Riporta di nuovo tutte le righe che seguono, identiche carattere per carattere.

• **Voci di dati raccolte**
■ ■ ■ ■ ■ ■ ■

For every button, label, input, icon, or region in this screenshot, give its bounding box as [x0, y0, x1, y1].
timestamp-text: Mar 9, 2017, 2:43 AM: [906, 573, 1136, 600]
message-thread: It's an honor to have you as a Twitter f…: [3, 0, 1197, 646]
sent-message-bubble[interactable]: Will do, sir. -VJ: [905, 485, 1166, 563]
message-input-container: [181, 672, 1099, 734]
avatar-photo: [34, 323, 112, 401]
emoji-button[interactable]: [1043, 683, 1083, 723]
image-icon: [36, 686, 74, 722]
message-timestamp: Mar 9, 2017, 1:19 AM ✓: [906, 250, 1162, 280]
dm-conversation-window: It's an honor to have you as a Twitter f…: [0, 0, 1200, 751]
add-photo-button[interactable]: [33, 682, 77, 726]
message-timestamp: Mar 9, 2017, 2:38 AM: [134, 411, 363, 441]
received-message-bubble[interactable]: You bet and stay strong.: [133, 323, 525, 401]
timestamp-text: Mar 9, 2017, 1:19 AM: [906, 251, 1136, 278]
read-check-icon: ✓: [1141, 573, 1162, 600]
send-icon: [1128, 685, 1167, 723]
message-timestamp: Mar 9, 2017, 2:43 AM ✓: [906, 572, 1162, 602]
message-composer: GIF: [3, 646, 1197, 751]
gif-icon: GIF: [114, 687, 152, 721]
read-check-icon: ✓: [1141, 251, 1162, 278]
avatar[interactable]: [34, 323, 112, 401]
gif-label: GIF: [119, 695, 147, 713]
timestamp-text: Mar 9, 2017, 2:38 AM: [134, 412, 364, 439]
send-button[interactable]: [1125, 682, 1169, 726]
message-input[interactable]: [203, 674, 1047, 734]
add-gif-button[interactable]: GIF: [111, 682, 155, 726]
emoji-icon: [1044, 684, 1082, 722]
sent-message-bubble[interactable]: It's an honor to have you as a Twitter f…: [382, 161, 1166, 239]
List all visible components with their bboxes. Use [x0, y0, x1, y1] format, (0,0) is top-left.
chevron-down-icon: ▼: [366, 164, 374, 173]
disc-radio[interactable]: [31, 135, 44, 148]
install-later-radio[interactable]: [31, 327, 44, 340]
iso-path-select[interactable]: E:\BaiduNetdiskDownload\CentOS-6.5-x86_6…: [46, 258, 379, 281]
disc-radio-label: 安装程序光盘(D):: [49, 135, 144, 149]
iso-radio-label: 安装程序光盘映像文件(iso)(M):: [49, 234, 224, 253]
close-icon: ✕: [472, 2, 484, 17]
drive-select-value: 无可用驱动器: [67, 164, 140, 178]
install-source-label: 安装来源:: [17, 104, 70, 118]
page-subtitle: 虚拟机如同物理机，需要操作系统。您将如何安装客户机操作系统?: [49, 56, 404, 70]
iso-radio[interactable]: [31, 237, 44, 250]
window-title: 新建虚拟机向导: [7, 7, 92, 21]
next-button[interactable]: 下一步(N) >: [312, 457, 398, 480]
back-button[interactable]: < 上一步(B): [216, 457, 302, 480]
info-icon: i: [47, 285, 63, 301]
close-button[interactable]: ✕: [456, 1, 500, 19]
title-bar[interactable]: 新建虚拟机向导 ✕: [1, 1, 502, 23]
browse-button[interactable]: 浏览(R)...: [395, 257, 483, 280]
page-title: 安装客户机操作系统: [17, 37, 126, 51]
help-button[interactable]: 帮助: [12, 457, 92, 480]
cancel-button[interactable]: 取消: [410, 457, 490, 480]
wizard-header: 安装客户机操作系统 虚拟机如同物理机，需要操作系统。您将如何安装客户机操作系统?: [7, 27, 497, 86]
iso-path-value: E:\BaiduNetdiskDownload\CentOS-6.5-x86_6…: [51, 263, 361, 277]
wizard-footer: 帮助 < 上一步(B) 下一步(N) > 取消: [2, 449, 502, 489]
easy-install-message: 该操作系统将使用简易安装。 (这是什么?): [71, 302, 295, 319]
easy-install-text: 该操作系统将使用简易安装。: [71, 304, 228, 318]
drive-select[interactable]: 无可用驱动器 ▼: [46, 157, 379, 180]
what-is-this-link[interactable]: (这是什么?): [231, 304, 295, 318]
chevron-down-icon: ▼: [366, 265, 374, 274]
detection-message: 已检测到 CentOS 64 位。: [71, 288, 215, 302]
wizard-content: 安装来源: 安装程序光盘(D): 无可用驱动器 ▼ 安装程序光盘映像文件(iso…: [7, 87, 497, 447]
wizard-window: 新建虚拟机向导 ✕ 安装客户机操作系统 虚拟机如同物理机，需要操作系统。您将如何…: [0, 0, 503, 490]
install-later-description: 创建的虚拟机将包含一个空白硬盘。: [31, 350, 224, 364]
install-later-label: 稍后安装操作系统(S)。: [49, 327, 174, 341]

■ ■ ■ ■ ■ ■ ■

• **RISULTATO ESERCIZIO**
For every button, label, input, icon, or region in this screenshot, give its bounding box as [x0, y0, x1, y1].
timestamp-text: Mar 9, 2017, 2:43 AM: [906, 573, 1136, 600]
message-thread: It's an honor to have you as a Twitter f…: [3, 0, 1197, 646]
sent-message-bubble[interactable]: Will do, sir. -VJ: [905, 485, 1166, 563]
message-input-container: [181, 672, 1099, 734]
avatar-photo: [34, 323, 112, 401]
emoji-button[interactable]: [1043, 683, 1083, 723]
image-icon: [36, 686, 74, 722]
message-timestamp: Mar 9, 2017, 1:19 AM ✓: [906, 250, 1162, 280]
dm-conversation-window: It's an honor to have you as a Twitter f…: [0, 0, 1200, 751]
add-photo-button[interactable]: [33, 682, 77, 726]
message-timestamp: Mar 9, 2017, 2:38 AM: [134, 411, 363, 441]
received-message-bubble[interactable]: You bet and stay strong.: [133, 323, 525, 401]
timestamp-text: Mar 9, 2017, 1:19 AM: [906, 251, 1136, 278]
read-check-icon: ✓: [1141, 573, 1162, 600]
send-icon: [1128, 685, 1167, 723]
message-timestamp: Mar 9, 2017, 2:43 AM ✓: [906, 572, 1162, 602]
message-composer: GIF: [3, 646, 1197, 751]
gif-icon: GIF: [114, 687, 152, 721]
read-check-icon: ✓: [1141, 251, 1162, 278]
avatar[interactable]: [34, 323, 112, 401]
gif-label: GIF: [119, 695, 147, 713]
timestamp-text: Mar 9, 2017, 2:38 AM: [134, 412, 364, 439]
send-button[interactable]: [1125, 682, 1169, 726]
message-input[interactable]: [203, 674, 1047, 734]
add-gif-button[interactable]: GIF: [111, 682, 155, 726]
emoji-icon: [1044, 684, 1082, 722]
sent-message-bubble[interactable]: It's an honor to have you as a Twitter f…: [382, 161, 1166, 239]
List all visible components with their bboxes. Use [x0, y0, x1, y1] format, (0,0) is top-left.
chevron-down-icon: ▼: [366, 164, 374, 173]
disc-radio[interactable]: [31, 135, 44, 148]
install-later-radio[interactable]: [31, 327, 44, 340]
iso-path-select[interactable]: E:\BaiduNetdiskDownload\CentOS-6.5-x86_6…: [46, 258, 379, 281]
disc-radio-label: 安装程序光盘(D):: [49, 135, 144, 149]
iso-radio-label: 安装程序光盘映像文件(iso)(M):: [49, 234, 224, 253]
close-icon: ✕: [472, 2, 484, 17]
drive-select-value: 无可用驱动器: [67, 164, 140, 178]
install-source-label: 安装来源:: [17, 104, 70, 118]
page-subtitle: 虚拟机如同物理机，需要操作系统。您将如何安装客户机操作系统?: [49, 56, 404, 70]
iso-radio[interactable]: [31, 237, 44, 250]
window-title: 新建虚拟机向导: [7, 7, 92, 21]
next-button[interactable]: 下一步(N) >: [312, 457, 398, 480]
back-button[interactable]: < 上一步(B): [216, 457, 302, 480]
info-icon: i: [47, 285, 63, 301]
close-button[interactable]: ✕: [456, 1, 500, 19]
title-bar[interactable]: 新建虚拟机向导 ✕: [1, 1, 502, 23]
browse-button[interactable]: 浏览(R)...: [395, 257, 483, 280]
page-title: 安装客户机操作系统: [17, 37, 126, 51]
help-button[interactable]: 帮助: [12, 457, 92, 480]
cancel-button[interactable]: 取消: [410, 457, 490, 480]
wizard-header: 安装客户机操作系统 虚拟机如同物理机，需要操作系统。您将如何安装客户机操作系统?: [7, 27, 497, 86]
iso-path-value: E:\BaiduNetdiskDownload\CentOS-6.5-x86_6…: [51, 263, 361, 277]
wizard-footer: 帮助 < 上一步(B) 下一步(N) > 取消: [2, 449, 502, 489]
easy-install-message: 该操作系统将使用简易安装。 (这是什么?): [71, 302, 295, 319]
easy-install-text: 该操作系统将使用简易安装。: [71, 304, 228, 318]
drive-select[interactable]: 无可用驱动器 ▼: [46, 157, 379, 180]
what-is-this-link[interactable]: (这是什么?): [231, 304, 295, 318]
chevron-down-icon: ▼: [366, 265, 374, 274]
detection-message: 已检测到 CentOS 64 位。: [71, 288, 215, 302]
wizard-content: 安装来源: 安装程序光盘(D): 无可用驱动器 ▼ 安装程序光盘映像文件(iso…: [7, 87, 497, 447]
wizard-window: 新建虚拟机向导 ✕ 安装客户机操作系统 虚拟机如同物理机，需要操作系统。您将如何…: [0, 0, 503, 490]
install-later-description: 创建的虚拟机将包含一个空白硬盘。: [31, 350, 224, 364]
install-later-label: 稍后安装操作系统(S)。: [49, 327, 174, 341]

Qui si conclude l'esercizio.